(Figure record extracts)
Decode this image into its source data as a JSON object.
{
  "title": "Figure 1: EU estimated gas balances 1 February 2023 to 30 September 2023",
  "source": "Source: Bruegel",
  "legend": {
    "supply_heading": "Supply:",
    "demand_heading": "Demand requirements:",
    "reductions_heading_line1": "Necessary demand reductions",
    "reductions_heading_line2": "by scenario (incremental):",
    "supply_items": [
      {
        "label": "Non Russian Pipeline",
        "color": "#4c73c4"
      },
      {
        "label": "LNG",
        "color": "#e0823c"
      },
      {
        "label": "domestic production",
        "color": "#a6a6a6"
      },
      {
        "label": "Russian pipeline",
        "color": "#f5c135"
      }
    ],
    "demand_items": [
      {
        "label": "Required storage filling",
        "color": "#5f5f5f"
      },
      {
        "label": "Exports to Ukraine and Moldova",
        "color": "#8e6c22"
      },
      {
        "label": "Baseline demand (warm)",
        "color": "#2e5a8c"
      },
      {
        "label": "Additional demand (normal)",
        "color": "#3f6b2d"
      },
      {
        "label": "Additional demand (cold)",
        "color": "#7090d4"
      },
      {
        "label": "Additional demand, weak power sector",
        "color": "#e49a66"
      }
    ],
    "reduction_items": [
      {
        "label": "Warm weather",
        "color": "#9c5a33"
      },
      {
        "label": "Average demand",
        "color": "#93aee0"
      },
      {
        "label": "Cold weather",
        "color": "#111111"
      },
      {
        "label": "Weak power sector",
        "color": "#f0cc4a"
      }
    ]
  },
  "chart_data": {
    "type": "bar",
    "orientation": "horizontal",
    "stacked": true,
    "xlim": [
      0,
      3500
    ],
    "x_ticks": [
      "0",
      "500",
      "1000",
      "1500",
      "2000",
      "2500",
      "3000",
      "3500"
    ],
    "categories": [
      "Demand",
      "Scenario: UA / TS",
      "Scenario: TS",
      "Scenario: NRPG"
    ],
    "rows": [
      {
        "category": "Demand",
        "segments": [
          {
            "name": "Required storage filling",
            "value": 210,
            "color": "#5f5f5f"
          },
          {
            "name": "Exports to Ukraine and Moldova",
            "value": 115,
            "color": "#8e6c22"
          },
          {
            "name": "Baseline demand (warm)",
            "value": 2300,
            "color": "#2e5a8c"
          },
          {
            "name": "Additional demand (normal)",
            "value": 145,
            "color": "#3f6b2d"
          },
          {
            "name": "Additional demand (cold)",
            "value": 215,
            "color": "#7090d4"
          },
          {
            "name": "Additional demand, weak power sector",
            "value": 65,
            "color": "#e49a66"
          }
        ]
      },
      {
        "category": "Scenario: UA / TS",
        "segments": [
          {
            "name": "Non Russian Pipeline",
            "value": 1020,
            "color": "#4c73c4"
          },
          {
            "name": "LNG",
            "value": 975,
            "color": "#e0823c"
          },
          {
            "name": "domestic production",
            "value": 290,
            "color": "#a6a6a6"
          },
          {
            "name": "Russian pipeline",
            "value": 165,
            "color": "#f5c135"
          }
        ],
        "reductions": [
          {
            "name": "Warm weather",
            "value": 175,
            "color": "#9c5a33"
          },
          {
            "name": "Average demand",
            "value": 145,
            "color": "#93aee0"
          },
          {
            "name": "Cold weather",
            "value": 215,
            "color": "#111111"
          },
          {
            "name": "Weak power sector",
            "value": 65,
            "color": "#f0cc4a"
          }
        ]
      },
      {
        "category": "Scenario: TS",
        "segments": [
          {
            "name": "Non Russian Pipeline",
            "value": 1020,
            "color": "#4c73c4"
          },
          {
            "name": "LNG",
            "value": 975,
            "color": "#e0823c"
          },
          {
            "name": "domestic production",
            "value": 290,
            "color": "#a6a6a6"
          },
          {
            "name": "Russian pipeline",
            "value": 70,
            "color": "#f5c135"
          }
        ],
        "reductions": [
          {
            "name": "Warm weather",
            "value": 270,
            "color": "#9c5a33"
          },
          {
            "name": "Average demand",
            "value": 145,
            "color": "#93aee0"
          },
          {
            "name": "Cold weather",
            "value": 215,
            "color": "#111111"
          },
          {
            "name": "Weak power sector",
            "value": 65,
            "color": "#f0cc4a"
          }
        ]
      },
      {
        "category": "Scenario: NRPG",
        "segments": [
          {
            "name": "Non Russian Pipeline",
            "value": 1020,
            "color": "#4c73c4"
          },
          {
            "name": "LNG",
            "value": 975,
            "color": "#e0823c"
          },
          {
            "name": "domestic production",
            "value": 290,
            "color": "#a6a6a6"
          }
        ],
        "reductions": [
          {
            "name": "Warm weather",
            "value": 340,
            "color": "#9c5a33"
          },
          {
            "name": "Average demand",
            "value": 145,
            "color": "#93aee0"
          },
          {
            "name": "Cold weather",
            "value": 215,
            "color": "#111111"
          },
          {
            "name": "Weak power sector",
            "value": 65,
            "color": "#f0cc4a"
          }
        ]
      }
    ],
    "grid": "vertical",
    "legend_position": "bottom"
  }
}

Do this:
Every line above needs to be retyped exactly.

Solved problem:
Decode this image into its source data as a JSON object.
{
  "title": "Figure 1: EU estimated gas balances 1 February 2023 to 30 September 2023",
  "source": "Source: Bruegel",
  "legend": {
    "supply_heading": "Supply:",
    "demand_heading": "Demand requirements:",
    "reductions_heading_line1": "Necessary demand reductions",
    "reductions_heading_line2": "by scenario (incremental):",
    "supply_items": [
      {
        "label": "Non Russian Pipeline",
        "color": "#4c73c4"
      },
      {
        "label": "LNG",
        "color": "#e0823c"
      },
      {
        "label": "domestic production",
        "color": "#a6a6a6"
      },
      {
        "label": "Russian pipeline",
        "color": "#f5c135"
      }
    ],
    "demand_items": [
      {
        "label": "Required storage filling",
        "color": "#5f5f5f"
      },
      {
        "label": "Exports to Ukraine and Moldova",
        "color": "#8e6c22"
      },
      {
        "label": "Baseline demand (warm)",
        "color": "#2e5a8c"
      },
      {
        "label": "Additional demand (normal)",
        "color": "#3f6b2d"
      },
      {
        "label": "Additional demand (cold)",
        "color": "#7090d4"
      },
      {
        "label": "Additional demand, weak power sector",
        "color": "#e49a66"
      }
    ],
    "reduction_items": [
      {
        "label": "Warm weather",
        "color": "#9c5a33"
      },
      {
        "label": "Average demand",
        "color": "#93aee0"
      },
      {
        "label": "Cold weather",
        "color": "#111111"
      },
      {
        "label": "Weak power sector",
        "color": "#f0cc4a"
      }
    ]
  },
  "chart_data": {
    "type": "bar",
    "orientation": "horizontal",
    "stacked": true,
    "xlim": [
      0,
      3500
    ],
    "x_ticks": [
      "0",
      "500",
      "1000",
      "1500",
      "2000",
      "2500",
      "3000",
      "3500"
    ],
    "categories": [
      "Demand",
      "Scenario: UA / TS",
      "Scenario: TS",
      "Scenario: NRPG"
    ],
    "rows": [
      {
        "category": "Demand",
        "segments": [
          {
            "name": "Required storage filling",
            "value": 210,
            "color": "#5f5f5f"
          },
          {
            "name": "Exports to Ukraine and Moldova",
            "value": 115,
            "color": "#8e6c22"
          },
          {
            "name": "Baseline demand (warm)",
            "value": 2300,
            "color": "#2e5a8c"
          },
          {
            "name": "Additional demand (normal)",
            "value": 145,
            "color": "#3f6b2d"
          },
          {
            "name": "Additional demand (cold)",
            "value": 215,
            "color": "#7090d4"
          },
          {
            "name": "Additional demand, weak power sector",
            "value": 65,
            "color": "#e49a66"
          }
        ]
      },
      {
        "category": "Scenario: UA / TS",
        "segments": [
          {
            "name": "Non Russian Pipeline",
            "value": 1020,
            "color": "#4c73c4"
          },
          {
            "name": "LNG",
            "value": 975,
            "color": "#e0823c"
          },
          {
            "name": "domestic production",
            "value": 290,
            "color": "#a6a6a6"
          },
          {
            "name": "Russian pipeline",
            "value": 165,
            "color": "#f5c135"
          }
        ],
        "reductions": [
          {
            "name": "Warm weather",
            "value": 175,
            "color": "#9c5a33"
          },
          {
            "name": "Average demand",
            "value": 145,
            "color": "#93aee0"
          },
          {
            "name": "Cold weather",
            "value": 215,
            "color": "#111111"
          },
          {
            "name": "Weak power sector",
            "value": 65,
            "color": "#f0cc4a"
          }
        ]
      },
      {
        "category": "Scenario: TS",
        "segments": [
          {
            "name": "Non Russian Pipeline",
            "value": 1020,
            "color": "#4c73c4"
          },
          {
            "name": "LNG",
            "value": 975,
            "color": "#e0823c"
          },
          {
            "name": "domestic production",
            "value": 290,
            "color": "#a6a6a6"
          },
          {
            "name": "Russian pipeline",
            "value": 70,
            "color": "#f5c135"
          }
        ],
        "reductions": [
          {
            "name": "Warm weather",
            "value": 270,
            "color": "#9c5a33"
          },
          {
            "name": "Average demand",
            "value": 145,
            "color": "#93aee0"
          },
          {
            "name": "Cold weather",
            "value": 215,
            "color": "#111111"
          },
          {
            "name": "Weak power sector",
            "value": 65,
            "color": "#f0cc4a"
          }
        ]
      },
      {
        "category": "Scenario: NRPG",
        "segments": [
          {
            "name": "Non Russian Pipeline",
            "value": 1020,
            "color": "#4c73c4"
          },
          {
            "name": "LNG",
            "value": 975,
            "color": "#e0823c"
          },
          {
            "name": "domestic production",
            "value": 290,
            "color": "#a6a6a6"
          }
        ],
        "reductions": [
          {
            "name": "Warm weather",
            "value": 340,
            "color": "#9c5a33"
          },
          {
            "name": "Average demand",
            "value": 145,
            "color": "#93aee0"
          },
          {
            "name": "Cold weather",
            "value": 215,
            "color": "#111111"
          },
          {
            "name": "Weak power sector",
            "value": 65,
            "color": "#f0cc4a"
          }
        ]
      }
    ],
    "grid": "vertical",
    "legend_position": "bottom"
  }
}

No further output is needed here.